Extracted records
☆ ☆ ☆

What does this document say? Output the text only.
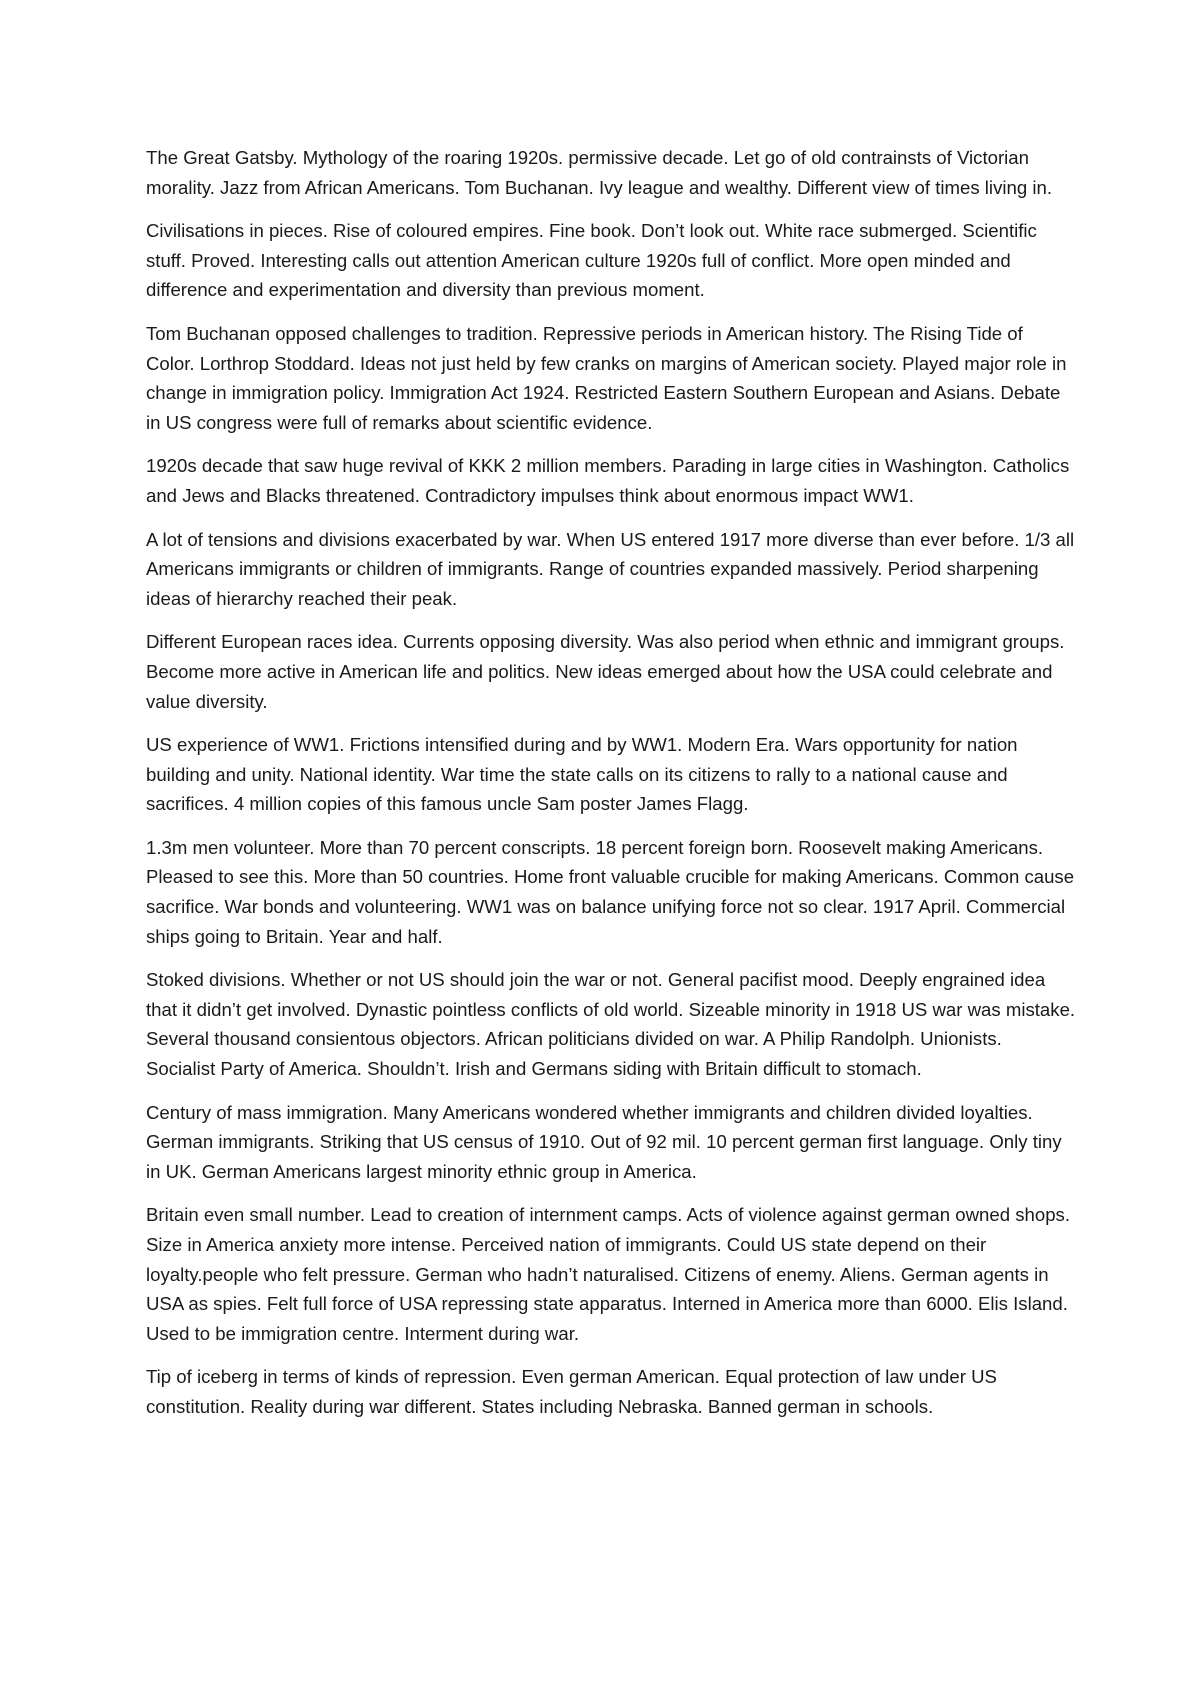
The Great Gatsby. Mythology of the roaring 1920s. permissive decade. Let go of old contrainsts of Victorian morality. Jazz from African Americans. Tom Buchanan. Ivy league and wealthy. Different view of times living in.

Civilisations in pieces. Rise of coloured empires. Fine book. Don’t look out. White race submerged. Scientific stuff. Proved. Interesting calls out attention American culture 1920s full of conflict. More open minded and difference and experimentation and diversity than previous moment.

Tom Buchanan opposed challenges to tradition. Repressive periods in American history. The Rising Tide of Color. Lorthrop Stoddard. Ideas not just held by few cranks on margins of American society. Played major role in change in immigration policy. Immigration Act 1924. Restricted Eastern Southern European and Asians. Debate in US congress were full of remarks about scientific evidence.

1920s decade that saw huge revival of KKK 2 million members. Parading in large cities in Washington. Catholics and Jews and Blacks threatened. Contradictory impulses think about enormous impact WW1.

A lot of tensions and divisions exacerbated by war. When US entered 1917 more diverse than ever before. 1/3 all Americans immigrants or children of immigrants. Range of countries expanded massively. Period sharpening ideas of hierarchy reached their peak.

Different European races idea. Currents opposing diversity. Was also period when ethnic and immigrant groups. Become more active in American life and politics. New ideas emerged about how the USA could celebrate and value diversity.

US experience of WW1. Frictions intensified during and by WW1. Modern Era. Wars opportunity for nation building and unity. National identity. War time the state calls on its citizens to rally to a national cause and sacrifices. 4 million copies of this famous uncle Sam poster James Flagg.

1.3m men volunteer. More than 70 percent conscripts. 18 percent foreign born. Roosevelt making Americans. Pleased to see this. More than 50 countries. Home front valuable crucible for making Americans. Common cause sacrifice. War bonds and volunteering. WW1 was on balance unifying force not so clear. 1917 April. Commercial ships going to Britain. Year and half.

Stoked divisions. Whether or not US should join the war or not. General pacifist mood. Deeply engrained idea that it didn’t get involved. Dynastic pointless conflicts of old world. Sizeable minority in 1918 US war was mistake. Several thousand consientous objectors. African politicians divided on war. A Philip Randolph. Unionists. Socialist Party of America. Shouldn’t. Irish and Germans siding with Britain difficult to stomach.

Century of mass immigration. Many Americans wondered whether immigrants and children divided loyalties. German immigrants. Striking that US census of 1910. Out of 92 mil. 10 percent german first language. Only tiny in UK. German Americans largest minority ethnic group in America.

Britain even small number. Lead to creation of internment camps. Acts of violence against german owned shops. Size in America anxiety more intense. Perceived nation of immigrants. Could US state depend on their loyalty.people who felt pressure. German who hadn’t naturalised. Citizens of enemy. Aliens. German agents in USA as spies. Felt full force of USA repressing state apparatus. Interned in America more than 6000. Elis Island. Used to be immigration centre. Interment during war.

Tip of iceberg in terms of kinds of repression. Even german American. Equal protection of law under US constitution. Reality during war different. States including Nebraska. Banned german in schools.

☆ ☆ ☆

Work to be completed
Images do not belong in the copy; reproduce all other parts of the records above verbatim.

Reply to the exercise
What does this document say? Output the text only.
The Great Gatsby. Mythology of the roaring 1920s. permissive decade. Let go of old contrainsts of Victorian morality. Jazz from African Americans. Tom Buchanan. Ivy league and wealthy. Different view of times living in.

Civilisations in pieces. Rise of coloured empires. Fine book. Don’t look out. White race submerged. Scientific stuff. Proved. Interesting calls out attention American culture 1920s full of conflict. More open minded and difference and experimentation and diversity than previous moment.

Tom Buchanan opposed challenges to tradition. Repressive periods in American history. The Rising Tide of Color. Lorthrop Stoddard. Ideas not just held by few cranks on margins of American society. Played major role in change in immigration policy. Immigration Act 1924. Restricted Eastern Southern European and Asians. Debate in US congress were full of remarks about scientific evidence.

1920s decade that saw huge revival of KKK 2 million members. Parading in large cities in Washington. Catholics and Jews and Blacks threatened. Contradictory impulses think about enormous impact WW1.

A lot of tensions and divisions exacerbated by war. When US entered 1917 more diverse than ever before. 1/3 all Americans immigrants or children of immigrants. Range of countries expanded massively. Period sharpening ideas of hierarchy reached their peak.

Different European races idea. Currents opposing diversity. Was also period when ethnic and immigrant groups. Become more active in American life and politics. New ideas emerged about how the USA could celebrate and value diversity.

US experience of WW1. Frictions intensified during and by WW1. Modern Era. Wars opportunity for nation building and unity. National identity. War time the state calls on its citizens to rally to a national cause and sacrifices. 4 million copies of this famous uncle Sam poster James Flagg.

1.3m men volunteer. More than 70 percent conscripts. 18 percent foreign born. Roosevelt making Americans. Pleased to see this. More than 50 countries. Home front valuable crucible for making Americans. Common cause sacrifice. War bonds and volunteering. WW1 was on balance unifying force not so clear. 1917 April. Commercial ships going to Britain. Year and half.

Stoked divisions. Whether or not US should join the war or not. General pacifist mood. Deeply engrained idea that it didn’t get involved. Dynastic pointless conflicts of old world. Sizeable minority in 1918 US war was mistake. Several thousand consientous objectors. African politicians divided on war. A Philip Randolph. Unionists. Socialist Party of America. Shouldn’t. Irish and Germans siding with Britain difficult to stomach.

Century of mass immigration. Many Americans wondered whether immigrants and children divided loyalties. German immigrants. Striking that US census of 1910. Out of 92 mil. 10 percent german first language. Only tiny in UK. German Americans largest minority ethnic group in America.

Britain even small number. Lead to creation of internment camps. Acts of violence against german owned shops. Size in America anxiety more intense. Perceived nation of immigrants. Could US state depend on their loyalty.people who felt pressure. German who hadn’t naturalised. Citizens of enemy. Aliens. German agents in USA as spies. Felt full force of USA repressing state apparatus. Interned in America more than 6000. Elis Island. Used to be immigration centre. Interment during war.

Tip of iceberg in terms of kinds of repression. Even german American. Equal protection of law under US constitution. Reality during war different. States including Nebraska. Banned german in schools.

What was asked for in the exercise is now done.